-- BEGIN --

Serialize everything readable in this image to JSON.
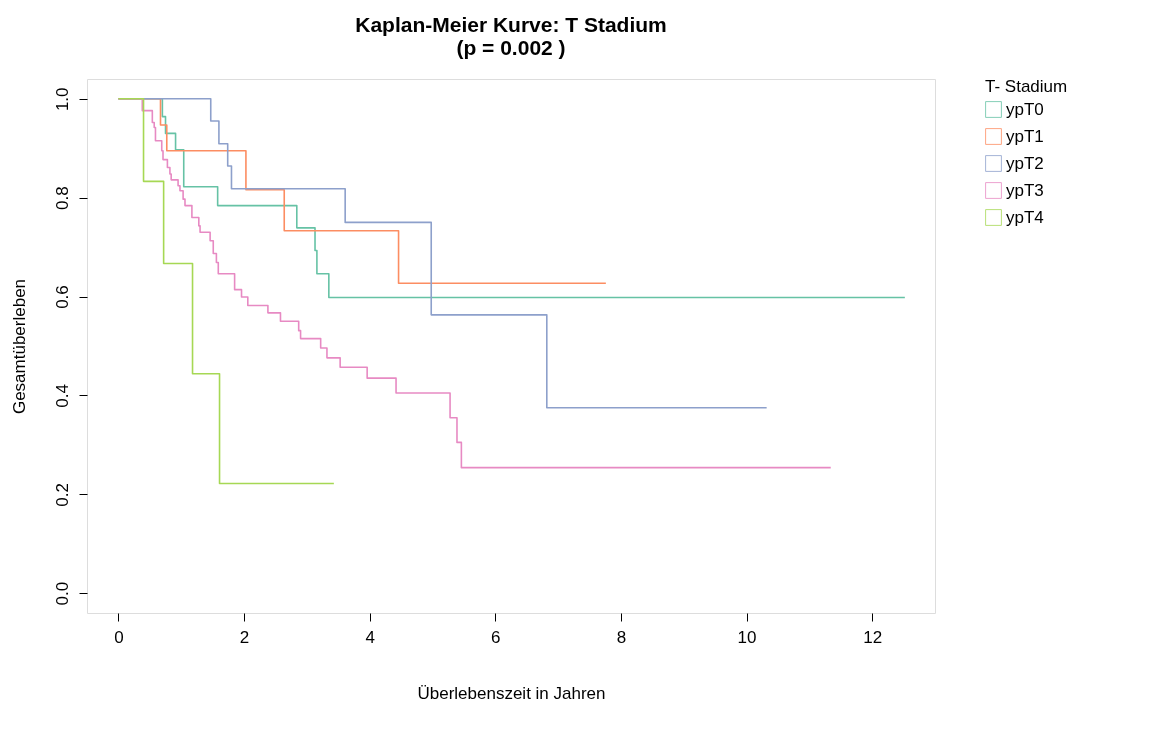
{
  "chart_data": {
    "type": "step",
    "title": [
      "Kaplan-Meier Kurve: T Stadium",
      "(p = 0.002 )"
    ],
    "xlabel": "Überlebenszeit in Jahren",
    "ylabel": "Gesamtüberleben",
    "legend_title": "T- Stadium",
    "legend": "right",
    "grid": false,
    "marker": "none",
    "line_style": "solid",
    "xlim": [
      -0.5,
      13.0
    ],
    "xticks": [
      0,
      2,
      4,
      6,
      8,
      10,
      12
    ],
    "ylim": [
      -0.04,
      1.04
    ],
    "yticks": [
      {
        "value": 0,
        "label": "0.0"
      },
      {
        "value": 0.2,
        "label": "0.2"
      },
      {
        "value": 0.4,
        "label": "0.4"
      },
      {
        "value": 0.6,
        "label": "0.6"
      },
      {
        "value": 0.8,
        "label": "0.8"
      },
      {
        "value": 1,
        "label": "1.0"
      }
    ],
    "series": [
      {
        "name": "ypT0",
        "color": "#66c2a5",
        "x": [
          0,
          0.7,
          0.75,
          0.91,
          1.04,
          1.58,
          2.84,
          3.13,
          3.16,
          3.35,
          12.52
        ],
        "values": [
          1.0,
          0.964,
          0.93,
          0.897,
          0.822,
          0.784,
          0.739,
          0.693,
          0.646,
          0.598,
          0.598
        ]
      },
      {
        "name": "ypT1",
        "color": "#fc8d62",
        "x": [
          0,
          0.67,
          0.77,
          2.03,
          2.64,
          4.46,
          7.76
        ],
        "values": [
          1.0,
          0.947,
          0.895,
          0.816,
          0.733,
          0.627,
          0.627
        ]
      },
      {
        "name": "ypT2",
        "color": "#8da0cb",
        "x": [
          0,
          1.47,
          1.6,
          1.74,
          1.8,
          3.61,
          4.98,
          6.82,
          10.32
        ],
        "values": [
          1.0,
          0.955,
          0.909,
          0.864,
          0.818,
          0.75,
          0.563,
          0.375,
          0.375
        ]
      },
      {
        "name": "ypT3",
        "color": "#e78ac3",
        "x": [
          0,
          0.38,
          0.54,
          0.57,
          0.59,
          0.69,
          0.71,
          0.78,
          0.82,
          0.84,
          0.95,
          0.98,
          1.03,
          1.06,
          1.17,
          1.28,
          1.3,
          1.46,
          1.51,
          1.56,
          1.59,
          1.85,
          1.96,
          2.06,
          2.38,
          2.58,
          2.87,
          2.9,
          3.22,
          3.32,
          3.53,
          3.96,
          4.42,
          5.28,
          5.39,
          5.46,
          11.34
        ],
        "values": [
          1.0,
          0.976,
          0.952,
          0.942,
          0.915,
          0.895,
          0.877,
          0.861,
          0.848,
          0.836,
          0.824,
          0.814,
          0.797,
          0.784,
          0.76,
          0.743,
          0.73,
          0.713,
          0.687,
          0.669,
          0.646,
          0.614,
          0.599,
          0.582,
          0.567,
          0.55,
          0.531,
          0.515,
          0.496,
          0.476,
          0.457,
          0.435,
          0.405,
          0.355,
          0.305,
          0.254,
          0.254
        ]
      },
      {
        "name": "ypT4",
        "color": "#a6d854",
        "x": [
          0,
          0.4,
          0.72,
          1.18,
          1.61,
          3.43
        ],
        "values": [
          1.0,
          0.833,
          0.667,
          0.444,
          0.222,
          0.222
        ]
      }
    ]
  }
}
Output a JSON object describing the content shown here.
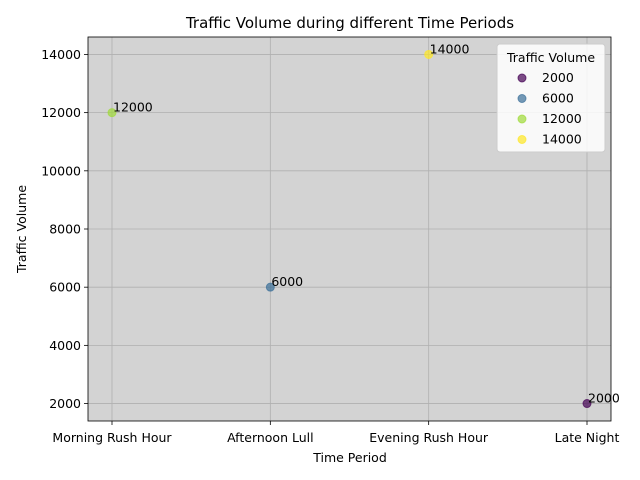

-- END --

• Set problem: The word "color" may turn up on some lines of these records; say how many, with no other words.

• Expected output: 5